- **Text**
>>

Beth Rengel is a well known personality because of her history in public life. She had a successful television career as a reporter and evening news anchor in Baton Rouge, Atlanta and Tulsa for more than two decades. She covered stories like the Oklahoma City bombing, a major oil spill off the coast of Mississippi and went behind the scenes of the only facility in the country where people live who were afflicted with leprosy. She interviewed interesting people like former First Lady Roselyn Carter to Oprah.
Beth started her love for writing as a child and didn’t realize that she would someday use her life experiences to become an author and speaker.
She was third runner up in the Miss America Pageant as Miss Texas. As a result she was chosen to be part of the Miss America USO Show and toured parts Europe entertaining the troupes. She sang with the New Christy Minstrels traveling all over the United States. Once again, she decided to try something else, residential real estate and was named Rookie of the Year.

<<

- **Tasks for this exercise**
1. Repeat the biography word for word from "She was third" to "of the Year.".
2. According to the biography, why was Beth Rengel chosen for the Miss America USO Show?

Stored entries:
>>

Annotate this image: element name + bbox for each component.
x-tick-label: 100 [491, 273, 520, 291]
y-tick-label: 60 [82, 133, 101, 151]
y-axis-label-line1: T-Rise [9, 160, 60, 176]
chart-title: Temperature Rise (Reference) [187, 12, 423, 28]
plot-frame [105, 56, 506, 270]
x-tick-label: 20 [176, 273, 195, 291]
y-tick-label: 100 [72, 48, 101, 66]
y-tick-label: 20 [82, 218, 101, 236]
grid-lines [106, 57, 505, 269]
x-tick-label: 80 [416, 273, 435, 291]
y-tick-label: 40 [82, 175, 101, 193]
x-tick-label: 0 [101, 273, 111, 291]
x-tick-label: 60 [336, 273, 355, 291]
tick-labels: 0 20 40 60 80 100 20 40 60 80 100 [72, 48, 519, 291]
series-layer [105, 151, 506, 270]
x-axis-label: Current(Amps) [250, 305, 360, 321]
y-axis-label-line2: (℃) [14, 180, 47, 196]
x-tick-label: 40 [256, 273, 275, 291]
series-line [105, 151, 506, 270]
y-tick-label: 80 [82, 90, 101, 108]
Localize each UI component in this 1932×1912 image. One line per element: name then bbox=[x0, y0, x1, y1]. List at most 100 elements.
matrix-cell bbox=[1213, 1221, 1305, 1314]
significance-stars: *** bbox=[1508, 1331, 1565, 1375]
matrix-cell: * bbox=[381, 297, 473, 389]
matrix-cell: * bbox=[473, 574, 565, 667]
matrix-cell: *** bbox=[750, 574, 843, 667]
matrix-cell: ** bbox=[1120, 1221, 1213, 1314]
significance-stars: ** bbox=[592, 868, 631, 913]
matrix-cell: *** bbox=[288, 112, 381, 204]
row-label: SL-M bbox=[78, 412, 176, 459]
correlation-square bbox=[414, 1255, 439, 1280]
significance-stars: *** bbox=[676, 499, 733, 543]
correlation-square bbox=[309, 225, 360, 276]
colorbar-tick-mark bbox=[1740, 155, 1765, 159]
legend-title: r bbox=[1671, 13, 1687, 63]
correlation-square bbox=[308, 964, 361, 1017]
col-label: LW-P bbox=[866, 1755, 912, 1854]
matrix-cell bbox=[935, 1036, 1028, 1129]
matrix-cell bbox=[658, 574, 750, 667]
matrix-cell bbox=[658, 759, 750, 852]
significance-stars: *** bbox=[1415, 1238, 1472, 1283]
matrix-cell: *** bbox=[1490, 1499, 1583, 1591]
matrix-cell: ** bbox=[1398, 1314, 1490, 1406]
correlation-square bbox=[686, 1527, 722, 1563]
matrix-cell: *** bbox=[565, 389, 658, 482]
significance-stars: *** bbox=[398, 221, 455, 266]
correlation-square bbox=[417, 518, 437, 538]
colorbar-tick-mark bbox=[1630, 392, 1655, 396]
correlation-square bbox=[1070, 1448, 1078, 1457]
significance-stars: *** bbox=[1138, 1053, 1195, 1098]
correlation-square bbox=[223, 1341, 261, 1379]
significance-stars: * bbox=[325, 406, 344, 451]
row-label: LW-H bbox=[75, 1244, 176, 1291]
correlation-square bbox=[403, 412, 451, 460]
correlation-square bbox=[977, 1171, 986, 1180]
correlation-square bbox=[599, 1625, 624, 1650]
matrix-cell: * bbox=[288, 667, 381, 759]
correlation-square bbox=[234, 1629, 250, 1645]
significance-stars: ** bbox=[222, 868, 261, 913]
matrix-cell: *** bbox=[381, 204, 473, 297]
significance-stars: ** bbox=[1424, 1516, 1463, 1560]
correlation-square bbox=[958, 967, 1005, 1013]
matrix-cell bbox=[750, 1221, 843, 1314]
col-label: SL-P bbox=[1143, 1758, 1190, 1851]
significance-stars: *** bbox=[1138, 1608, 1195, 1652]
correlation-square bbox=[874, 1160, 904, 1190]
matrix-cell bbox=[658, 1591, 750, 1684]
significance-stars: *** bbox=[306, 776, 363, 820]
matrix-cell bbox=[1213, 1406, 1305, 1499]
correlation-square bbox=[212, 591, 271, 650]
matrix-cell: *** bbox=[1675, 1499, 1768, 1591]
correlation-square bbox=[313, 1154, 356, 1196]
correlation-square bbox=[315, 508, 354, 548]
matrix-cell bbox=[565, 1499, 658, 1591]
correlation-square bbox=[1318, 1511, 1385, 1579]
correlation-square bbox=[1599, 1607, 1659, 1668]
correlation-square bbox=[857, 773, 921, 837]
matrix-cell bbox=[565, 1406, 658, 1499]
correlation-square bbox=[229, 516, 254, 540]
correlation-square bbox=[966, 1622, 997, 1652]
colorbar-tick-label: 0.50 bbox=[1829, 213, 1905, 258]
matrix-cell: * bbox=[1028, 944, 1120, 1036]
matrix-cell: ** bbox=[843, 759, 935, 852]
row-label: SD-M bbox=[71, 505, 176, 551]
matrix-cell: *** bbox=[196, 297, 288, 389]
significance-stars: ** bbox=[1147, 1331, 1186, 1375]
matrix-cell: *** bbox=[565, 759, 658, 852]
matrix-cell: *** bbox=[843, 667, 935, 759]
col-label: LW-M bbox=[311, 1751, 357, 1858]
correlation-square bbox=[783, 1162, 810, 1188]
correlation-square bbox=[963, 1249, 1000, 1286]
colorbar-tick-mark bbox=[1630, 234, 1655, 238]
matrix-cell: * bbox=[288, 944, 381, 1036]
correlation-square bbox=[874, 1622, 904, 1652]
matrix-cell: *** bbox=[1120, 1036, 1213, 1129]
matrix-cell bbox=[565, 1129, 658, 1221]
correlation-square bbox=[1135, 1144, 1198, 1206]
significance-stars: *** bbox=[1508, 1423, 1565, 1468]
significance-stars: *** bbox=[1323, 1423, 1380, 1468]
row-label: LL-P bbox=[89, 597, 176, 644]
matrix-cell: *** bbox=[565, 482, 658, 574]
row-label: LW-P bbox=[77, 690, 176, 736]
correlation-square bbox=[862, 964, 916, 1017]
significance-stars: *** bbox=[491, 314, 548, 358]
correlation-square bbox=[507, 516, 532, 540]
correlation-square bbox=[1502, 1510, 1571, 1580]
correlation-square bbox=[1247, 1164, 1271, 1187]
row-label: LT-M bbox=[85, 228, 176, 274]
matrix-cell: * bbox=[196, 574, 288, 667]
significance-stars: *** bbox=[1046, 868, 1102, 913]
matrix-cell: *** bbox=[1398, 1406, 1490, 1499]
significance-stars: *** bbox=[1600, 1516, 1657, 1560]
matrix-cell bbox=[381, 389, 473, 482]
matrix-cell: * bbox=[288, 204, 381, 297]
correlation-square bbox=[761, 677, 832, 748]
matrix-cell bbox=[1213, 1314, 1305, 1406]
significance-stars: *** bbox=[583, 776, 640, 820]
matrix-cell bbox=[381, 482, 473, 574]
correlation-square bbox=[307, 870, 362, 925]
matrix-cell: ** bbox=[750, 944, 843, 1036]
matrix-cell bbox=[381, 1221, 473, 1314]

<<

- **Results of the exercise**
1.
She was third runner up in the Miss America Pageant as Miss Texas. As a result she was chosen to be part of the Miss America USO Show and toured parts Europe entertaining the troupes. She sang with the New Christy Minstrels traveling all over the United States. Once again, she decided to try something else, residential real estate and was named Rookie of the Year.

2. She was chosen for the Miss America USO Show because she was third runner up in the Miss America Pageant as Miss Texas.